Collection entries
——————

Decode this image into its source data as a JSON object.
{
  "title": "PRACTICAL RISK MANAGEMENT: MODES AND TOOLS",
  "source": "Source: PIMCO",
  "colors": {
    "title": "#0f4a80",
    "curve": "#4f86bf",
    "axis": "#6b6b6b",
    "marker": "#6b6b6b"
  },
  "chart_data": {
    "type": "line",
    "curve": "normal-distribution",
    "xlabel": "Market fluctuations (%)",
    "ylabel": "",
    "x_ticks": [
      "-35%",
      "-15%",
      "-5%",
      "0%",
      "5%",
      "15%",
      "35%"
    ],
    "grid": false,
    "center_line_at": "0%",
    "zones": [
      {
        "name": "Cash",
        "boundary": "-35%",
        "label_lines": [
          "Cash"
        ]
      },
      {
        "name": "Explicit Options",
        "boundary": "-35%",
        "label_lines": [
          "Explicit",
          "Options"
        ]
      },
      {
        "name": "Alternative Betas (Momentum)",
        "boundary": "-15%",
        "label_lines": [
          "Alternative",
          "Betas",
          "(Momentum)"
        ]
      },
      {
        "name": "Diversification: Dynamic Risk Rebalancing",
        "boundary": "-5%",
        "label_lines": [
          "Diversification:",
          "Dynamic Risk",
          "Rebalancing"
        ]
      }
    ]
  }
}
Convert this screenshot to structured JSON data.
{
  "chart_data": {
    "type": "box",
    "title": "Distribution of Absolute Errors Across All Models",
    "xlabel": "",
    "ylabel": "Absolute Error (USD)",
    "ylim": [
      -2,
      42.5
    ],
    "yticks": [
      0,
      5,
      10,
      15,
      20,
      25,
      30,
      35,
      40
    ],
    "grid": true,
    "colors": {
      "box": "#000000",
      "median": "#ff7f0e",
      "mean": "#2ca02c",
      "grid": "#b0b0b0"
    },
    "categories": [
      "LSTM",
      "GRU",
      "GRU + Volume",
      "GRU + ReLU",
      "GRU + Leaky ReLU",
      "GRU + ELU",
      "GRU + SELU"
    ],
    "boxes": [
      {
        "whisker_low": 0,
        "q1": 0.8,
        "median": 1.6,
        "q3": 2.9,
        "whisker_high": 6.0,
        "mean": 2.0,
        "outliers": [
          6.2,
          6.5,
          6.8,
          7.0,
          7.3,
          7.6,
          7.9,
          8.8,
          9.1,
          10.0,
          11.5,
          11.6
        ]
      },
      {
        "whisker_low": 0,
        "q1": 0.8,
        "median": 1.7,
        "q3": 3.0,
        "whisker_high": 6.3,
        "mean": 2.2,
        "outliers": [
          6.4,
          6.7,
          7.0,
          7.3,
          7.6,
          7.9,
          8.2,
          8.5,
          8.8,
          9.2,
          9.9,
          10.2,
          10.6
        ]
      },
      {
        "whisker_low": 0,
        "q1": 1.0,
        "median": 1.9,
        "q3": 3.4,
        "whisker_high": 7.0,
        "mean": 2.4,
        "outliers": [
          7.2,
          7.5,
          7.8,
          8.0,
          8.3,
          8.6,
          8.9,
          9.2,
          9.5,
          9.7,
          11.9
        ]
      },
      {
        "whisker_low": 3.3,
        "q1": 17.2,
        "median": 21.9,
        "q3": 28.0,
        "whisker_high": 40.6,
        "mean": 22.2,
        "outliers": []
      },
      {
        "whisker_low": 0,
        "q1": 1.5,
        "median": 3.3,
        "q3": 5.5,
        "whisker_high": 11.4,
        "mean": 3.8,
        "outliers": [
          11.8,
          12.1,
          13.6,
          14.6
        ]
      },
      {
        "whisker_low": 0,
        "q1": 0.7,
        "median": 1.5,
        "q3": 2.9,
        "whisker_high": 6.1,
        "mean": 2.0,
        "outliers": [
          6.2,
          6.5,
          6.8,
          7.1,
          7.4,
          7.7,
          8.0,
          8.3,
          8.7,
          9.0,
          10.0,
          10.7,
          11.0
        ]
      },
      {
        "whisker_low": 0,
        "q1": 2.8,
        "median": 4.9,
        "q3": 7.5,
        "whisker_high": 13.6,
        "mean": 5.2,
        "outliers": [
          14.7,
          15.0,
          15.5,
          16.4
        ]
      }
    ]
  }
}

——————

Given request:
Make an exact copy of every line in the data.

Written solution:
Decode this image into its source data as a JSON object.
{
  "title": "PRACTICAL RISK MANAGEMENT: MODES AND TOOLS",
  "source": "Source: PIMCO",
  "colors": {
    "title": "#0f4a80",
    "curve": "#4f86bf",
    "axis": "#6b6b6b",
    "marker": "#6b6b6b"
  },
  "chart_data": {
    "type": "line",
    "curve": "normal-distribution",
    "xlabel": "Market fluctuations (%)",
    "ylabel": "",
    "x_ticks": [
      "-35%",
      "-15%",
      "-5%",
      "0%",
      "5%",
      "15%",
      "35%"
    ],
    "grid": false,
    "center_line_at": "0%",
    "zones": [
      {
        "name": "Cash",
        "boundary": "-35%",
        "label_lines": [
          "Cash"
        ]
      },
      {
        "name": "Explicit Options",
        "boundary": "-35%",
        "label_lines": [
          "Explicit",
          "Options"
        ]
      },
      {
        "name": "Alternative Betas (Momentum)",
        "boundary": "-15%",
        "label_lines": [
          "Alternative",
          "Betas",
          "(Momentum)"
        ]
      },
      {
        "name": "Diversification: Dynamic Risk Rebalancing",
        "boundary": "-5%",
        "label_lines": [
          "Diversification:",
          "Dynamic Risk",
          "Rebalancing"
        ]
      }
    ]
  }
}
Convert this screenshot to structured JSON data.
{
  "chart_data": {
    "type": "box",
    "title": "Distribution of Absolute Errors Across All Models",
    "xlabel": "",
    "ylabel": "Absolute Error (USD)",
    "ylim": [
      -2,
      42.5
    ],
    "yticks": [
      0,
      5,
      10,
      15,
      20,
      25,
      30,
      35,
      40
    ],
    "grid": true,
    "colors": {
      "box": "#000000",
      "median": "#ff7f0e",
      "mean": "#2ca02c",
      "grid": "#b0b0b0"
    },
    "categories": [
      "LSTM",
      "GRU",
      "GRU + Volume",
      "GRU + ReLU",
      "GRU + Leaky ReLU",
      "GRU + ELU",
      "GRU + SELU"
    ],
    "boxes": [
      {
        "whisker_low": 0,
        "q1": 0.8,
        "median": 1.6,
        "q3": 2.9,
        "whisker_high": 6.0,
        "mean": 2.0,
        "outliers": [
          6.2,
          6.5,
          6.8,
          7.0,
          7.3,
          7.6,
          7.9,
          8.8,
          9.1,
          10.0,
          11.5,
          11.6
        ]
      },
      {
        "whisker_low": 0,
        "q1": 0.8,
        "median": 1.7,
        "q3": 3.0,
        "whisker_high": 6.3,
        "mean": 2.2,
        "outliers": [
          6.4,
          6.7,
          7.0,
          7.3,
          7.6,
          7.9,
          8.2,
          8.5,
          8.8,
          9.2,
          9.9,
          10.2,
          10.6
        ]
      },
      {
        "whisker_low": 0,
        "q1": 1.0,
        "median": 1.9,
        "q3": 3.4,
        "whisker_high": 7.0,
        "mean": 2.4,
        "outliers": [
          7.2,
          7.5,
          7.8,
          8.0,
          8.3,
          8.6,
          8.9,
          9.2,
          9.5,
          9.7,
          11.9
        ]
      },
      {
        "whisker_low": 3.3,
        "q1": 17.2,
        "median": 21.9,
        "q3": 28.0,
        "whisker_high": 40.6,
        "mean": 22.2,
        "outliers": []
      },
      {
        "whisker_low": 0,
        "q1": 1.5,
        "median": 3.3,
        "q3": 5.5,
        "whisker_high": 11.4,
        "mean": 3.8,
        "outliers": [
          11.8,
          12.1,
          13.6,
          14.6
        ]
      },
      {
        "whisker_low": 0,
        "q1": 0.7,
        "median": 1.5,
        "q3": 2.9,
        "whisker_high": 6.1,
        "mean": 2.0,
        "outliers": [
          6.2,
          6.5,
          6.8,
          7.1,
          7.4,
          7.7,
          8.0,
          8.3,
          8.7,
          9.0,
          10.0,
          10.7,
          11.0
        ]
      },
      {
        "whisker_low": 0,
        "q1": 2.8,
        "median": 4.9,
        "q3": 7.5,
        "whisker_high": 13.6,
        "mean": 5.2,
        "outliers": [
          14.7,
          15.0,
          15.5,
          16.4
        ]
      }
    ]
  }
}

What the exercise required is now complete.